▶ [PROBLEM SET]
(1) Reproduce the passage from the connected TV advertising article word for word, from "Finecast’s Head of" to "opportunities for marketers.".
(2) What share of Australians streamed video-on-demand content in H1 2021, according to the connected TV advertising article?

▶ [DOCUMENT PASSAGE]
◇ ◇ ◇ ◇ ◇ ◇ ◇
The role of TV is still important, but it is undeniable that live streaming is growing favourable among consumers – and their demand for digital is not going away, especially in Australia, one of the most advanced and consolidated marketplaces for CTV and digital video advertising.

For the first time, more than half (52.5%)  of internet users aged from 16 to 64 owned a smart TV in H1 2021, versus 48.1% in H1 2020. Online TV and video viewing overtook linear TV viewing among internet users in Australia in 2020 and the trend continues with 88.6% of Australians streaming video-on-demand (VOD) content in H1 2021[1].

Advertisers who have long been reliant on television now need to go ‘beyond linear TV’ and look for platforms that support their needs for all channels and formats. As digital consumption and online shopping have become dominant choices, media owners and advertisers are looking to achieve the same results and revenue through investment in these complementary channels.

Don’t forget the fourth party

While there is always a need for both the buy and sell side and their technology to collaborate within the ecosystem, it is important to remember the fourth party – the consumer.

TV has always been a part of our social fabric and co-viewing is common. TV safeguards the consumer ad experience and this needs to be replicated across other digital platforms, bringing the best of both worlds together.

As this fledgling industry grows, Australia’s main broadcasters and the ad tech community are collaborating on initiatives, such as video header bidding, to help solve user experience issues within the CTV advertising space. These are mainly focused on providing a lean back, TV-like experience that is free of ad repetition within breaks.

Finecast, which provides advertisers a single point of access to the entire TV ecosystem, sees CTV as a significant screen alternative and the fastest growing video advertising platform, paving the way for it to join the conversation.

Finecast’s Head of Client Services Liv Geen says appointment linear TV viewing has morphed into a different viewing environment where CTV is steadily growing with a plethora of content choices, and not just a catch up environment. The company is working hard to ensure the viewer experience is at the heart of what it does – ensuring that repetitive ads, owning the entire ad break, increased frequency, and campaign waste are eliminated.

Australia’s BVOD providers are focused on making one-to-one data matching a reality for advertisers, where clients can bring their own customer data to match against addressable broadcaster first-party audiences. We’re also seeing the introduction of eCommerce capabilities offered natively, such as 7Shop, via BVOD services, bolstering brand integration opportunities for marketers.

The next phase for brands

Brands have been quick to adjust to our new on-demand and increasingly virtual culture. Consumers’ lives are no longer siloed and digital – virtual and in-person all carry a different value than they have previously. This is why we’re seeing many broadcasters adopting a virtual-first planning cycle or agencies adding programmatic commitments to their upfront TV buys. In the ad world, buyers are the consumers and sellers are looking to match expectations, needs, and ability to prove the performance and value they are driving for the marketer.

The Seven Network’s Head of Programmatic Sales & Audiences, Luke Smith, believes that digital video is a critical component for all programmatic buyers – because ads are in view and unskippable, have high completion rates, and there are multiple people in front of the CTV screen. For brands, the precision with which addressable targeting can now be employed based on that one-to-one relationship and the concrete foundation of a verified email can only create additional impact for brand outcomes.

Smith says 2022 will be a real point of inflection where TV truly becomes total video, where brands continue to use programmatic as the predominant means of trading BVOD, where they create new addressable connections with BVOD audiences through insight, activation, and measurement, and they capitalise on new and innovative formats within that 30 second impression.
◇ ◇ ◇ ◇ ◇ ◇ ◇
▶ [PROVIDED RECORDS]
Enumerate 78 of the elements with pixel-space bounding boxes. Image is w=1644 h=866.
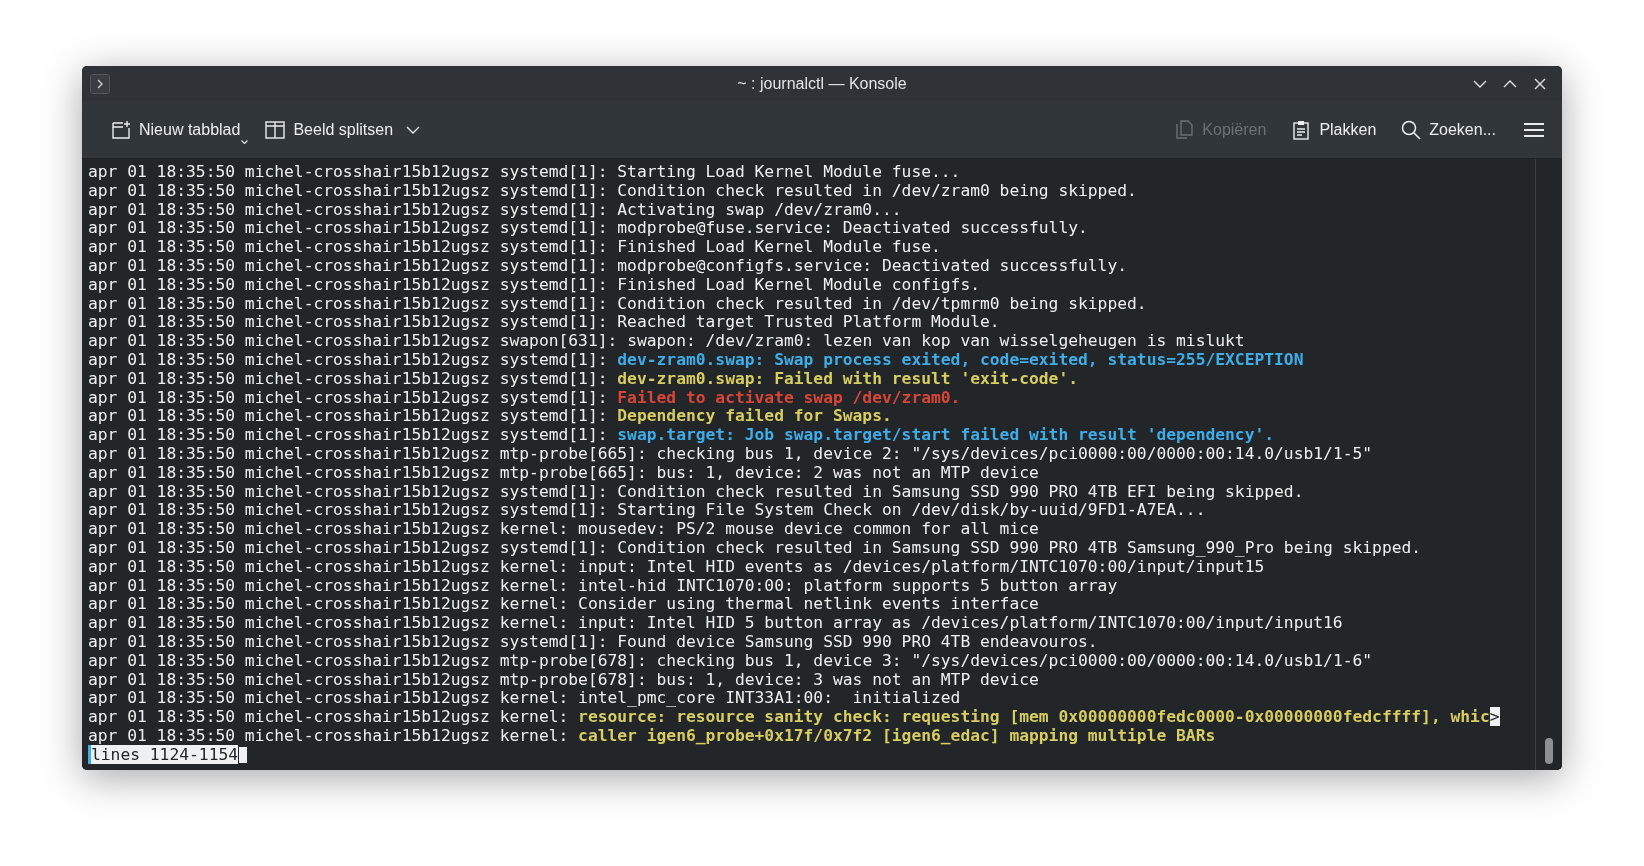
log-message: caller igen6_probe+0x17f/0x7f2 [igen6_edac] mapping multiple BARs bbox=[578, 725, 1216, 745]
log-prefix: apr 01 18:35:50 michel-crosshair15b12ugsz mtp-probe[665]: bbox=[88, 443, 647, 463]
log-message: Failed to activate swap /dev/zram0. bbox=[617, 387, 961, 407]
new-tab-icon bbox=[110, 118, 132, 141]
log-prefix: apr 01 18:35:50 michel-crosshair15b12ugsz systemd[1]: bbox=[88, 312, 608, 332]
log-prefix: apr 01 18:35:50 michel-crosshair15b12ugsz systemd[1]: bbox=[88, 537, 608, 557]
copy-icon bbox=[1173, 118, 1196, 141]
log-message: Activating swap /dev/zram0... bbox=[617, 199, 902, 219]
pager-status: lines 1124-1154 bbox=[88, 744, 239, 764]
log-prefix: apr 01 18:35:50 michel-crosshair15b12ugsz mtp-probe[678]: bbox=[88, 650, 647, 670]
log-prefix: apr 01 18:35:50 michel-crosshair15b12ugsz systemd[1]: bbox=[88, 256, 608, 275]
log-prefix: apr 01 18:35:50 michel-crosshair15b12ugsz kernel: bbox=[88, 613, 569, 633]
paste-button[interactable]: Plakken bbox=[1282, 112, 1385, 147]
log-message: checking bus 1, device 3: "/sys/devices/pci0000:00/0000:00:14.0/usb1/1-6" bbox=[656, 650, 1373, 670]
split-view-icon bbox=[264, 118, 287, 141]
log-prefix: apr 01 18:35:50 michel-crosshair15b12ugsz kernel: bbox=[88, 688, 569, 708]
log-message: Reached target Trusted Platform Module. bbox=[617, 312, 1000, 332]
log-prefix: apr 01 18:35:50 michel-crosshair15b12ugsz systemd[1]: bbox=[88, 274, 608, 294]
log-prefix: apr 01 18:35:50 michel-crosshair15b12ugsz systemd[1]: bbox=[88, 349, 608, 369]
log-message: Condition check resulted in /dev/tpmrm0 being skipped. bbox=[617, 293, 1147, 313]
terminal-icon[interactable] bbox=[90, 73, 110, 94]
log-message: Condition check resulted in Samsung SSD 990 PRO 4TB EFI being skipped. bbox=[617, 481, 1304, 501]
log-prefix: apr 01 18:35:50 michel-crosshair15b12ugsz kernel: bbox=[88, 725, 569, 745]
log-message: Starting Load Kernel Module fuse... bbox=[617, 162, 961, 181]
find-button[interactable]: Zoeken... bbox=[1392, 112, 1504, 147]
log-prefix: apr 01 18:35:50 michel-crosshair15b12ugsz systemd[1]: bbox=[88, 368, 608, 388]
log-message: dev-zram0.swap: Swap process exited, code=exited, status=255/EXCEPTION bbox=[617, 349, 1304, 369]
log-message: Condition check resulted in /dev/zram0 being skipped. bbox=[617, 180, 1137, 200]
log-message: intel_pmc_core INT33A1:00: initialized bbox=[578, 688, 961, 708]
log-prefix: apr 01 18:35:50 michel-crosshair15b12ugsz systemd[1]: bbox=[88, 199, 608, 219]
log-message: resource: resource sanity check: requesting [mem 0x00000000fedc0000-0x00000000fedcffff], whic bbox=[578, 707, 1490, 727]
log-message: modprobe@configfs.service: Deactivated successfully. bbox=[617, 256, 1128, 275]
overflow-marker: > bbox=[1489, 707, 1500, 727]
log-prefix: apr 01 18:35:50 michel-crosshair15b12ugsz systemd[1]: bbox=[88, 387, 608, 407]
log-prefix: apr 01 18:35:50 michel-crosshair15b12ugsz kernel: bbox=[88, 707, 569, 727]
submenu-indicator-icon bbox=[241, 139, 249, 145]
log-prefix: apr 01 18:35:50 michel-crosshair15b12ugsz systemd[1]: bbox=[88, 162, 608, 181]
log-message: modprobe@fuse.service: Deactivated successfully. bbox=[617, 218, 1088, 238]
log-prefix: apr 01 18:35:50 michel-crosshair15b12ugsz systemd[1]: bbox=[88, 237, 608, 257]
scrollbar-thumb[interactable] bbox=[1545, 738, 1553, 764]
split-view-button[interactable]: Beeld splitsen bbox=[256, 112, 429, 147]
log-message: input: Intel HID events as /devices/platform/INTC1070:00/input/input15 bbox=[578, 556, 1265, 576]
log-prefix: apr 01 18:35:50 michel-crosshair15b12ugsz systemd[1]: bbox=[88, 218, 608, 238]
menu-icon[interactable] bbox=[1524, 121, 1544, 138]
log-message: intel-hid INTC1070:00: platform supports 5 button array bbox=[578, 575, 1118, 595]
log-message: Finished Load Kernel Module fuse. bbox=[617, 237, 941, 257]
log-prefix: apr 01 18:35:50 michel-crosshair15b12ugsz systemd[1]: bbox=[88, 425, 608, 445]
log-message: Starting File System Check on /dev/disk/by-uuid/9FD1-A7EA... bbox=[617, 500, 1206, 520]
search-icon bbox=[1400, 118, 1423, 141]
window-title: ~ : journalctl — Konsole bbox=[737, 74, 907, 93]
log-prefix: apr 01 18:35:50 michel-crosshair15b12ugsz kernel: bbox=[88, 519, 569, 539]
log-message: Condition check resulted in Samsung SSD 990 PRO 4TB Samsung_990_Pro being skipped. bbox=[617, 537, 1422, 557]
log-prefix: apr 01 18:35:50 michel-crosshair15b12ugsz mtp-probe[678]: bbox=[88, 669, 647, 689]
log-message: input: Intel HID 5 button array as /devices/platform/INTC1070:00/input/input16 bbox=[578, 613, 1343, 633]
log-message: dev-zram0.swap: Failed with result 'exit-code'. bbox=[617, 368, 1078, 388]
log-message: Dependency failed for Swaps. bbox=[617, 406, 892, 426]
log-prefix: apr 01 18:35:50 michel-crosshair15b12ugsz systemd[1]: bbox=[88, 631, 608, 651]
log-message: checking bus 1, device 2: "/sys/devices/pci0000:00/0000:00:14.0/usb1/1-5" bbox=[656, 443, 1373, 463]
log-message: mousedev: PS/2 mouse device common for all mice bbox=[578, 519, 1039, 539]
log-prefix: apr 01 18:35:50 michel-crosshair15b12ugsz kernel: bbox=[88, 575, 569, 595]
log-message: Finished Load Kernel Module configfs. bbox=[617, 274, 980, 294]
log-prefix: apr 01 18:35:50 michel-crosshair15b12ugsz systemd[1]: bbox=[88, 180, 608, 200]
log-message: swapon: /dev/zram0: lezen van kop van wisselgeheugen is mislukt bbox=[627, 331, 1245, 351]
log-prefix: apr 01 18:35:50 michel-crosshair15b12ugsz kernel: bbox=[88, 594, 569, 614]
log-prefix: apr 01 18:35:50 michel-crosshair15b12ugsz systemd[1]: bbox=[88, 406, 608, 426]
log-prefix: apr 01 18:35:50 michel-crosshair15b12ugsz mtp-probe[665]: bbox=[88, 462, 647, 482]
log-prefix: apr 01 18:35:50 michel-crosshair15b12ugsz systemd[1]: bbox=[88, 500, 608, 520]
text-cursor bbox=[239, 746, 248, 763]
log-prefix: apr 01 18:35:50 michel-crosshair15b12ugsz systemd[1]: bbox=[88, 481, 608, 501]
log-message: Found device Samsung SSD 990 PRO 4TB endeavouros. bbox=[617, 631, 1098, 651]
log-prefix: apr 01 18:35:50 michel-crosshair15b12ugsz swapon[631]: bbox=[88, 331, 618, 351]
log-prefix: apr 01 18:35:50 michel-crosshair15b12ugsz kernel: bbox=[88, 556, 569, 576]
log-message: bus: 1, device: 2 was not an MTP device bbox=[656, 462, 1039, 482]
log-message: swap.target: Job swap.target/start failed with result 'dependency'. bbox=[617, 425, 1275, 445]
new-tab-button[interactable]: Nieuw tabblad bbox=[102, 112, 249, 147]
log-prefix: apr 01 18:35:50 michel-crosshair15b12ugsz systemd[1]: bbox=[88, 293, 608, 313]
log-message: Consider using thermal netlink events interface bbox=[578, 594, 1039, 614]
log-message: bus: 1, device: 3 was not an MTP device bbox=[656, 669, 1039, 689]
◇ ◇ ◇ ◇ ◇ ◇ ◇
▶ [TASK-BY-TASK OUTPUTS]
(1)
Finecast’s Head of Client Services Liv Geen says appointment linear TV viewing has morphed into a different viewing environment where CTV is steadily growing with a plethora of content choices, and not just a catch up environment. The company is working hard to ensure the viewer experience is at the heart of what it does – ensuring that repetitive ads, owning the entire ad break, increased frequency, and campaign waste are eliminated.

Australia’s BVOD providers are focused on making one-to-one data matching a reality for advertisers, where clients can bring their own customer data to match against addressable broadcaster first-party audiences. We’re also seeing the introduction of eCommerce capabilities offered natively, such as 7Shop, via BVOD services, bolstering brand integration opportunities for marketers.

(2) 88.6%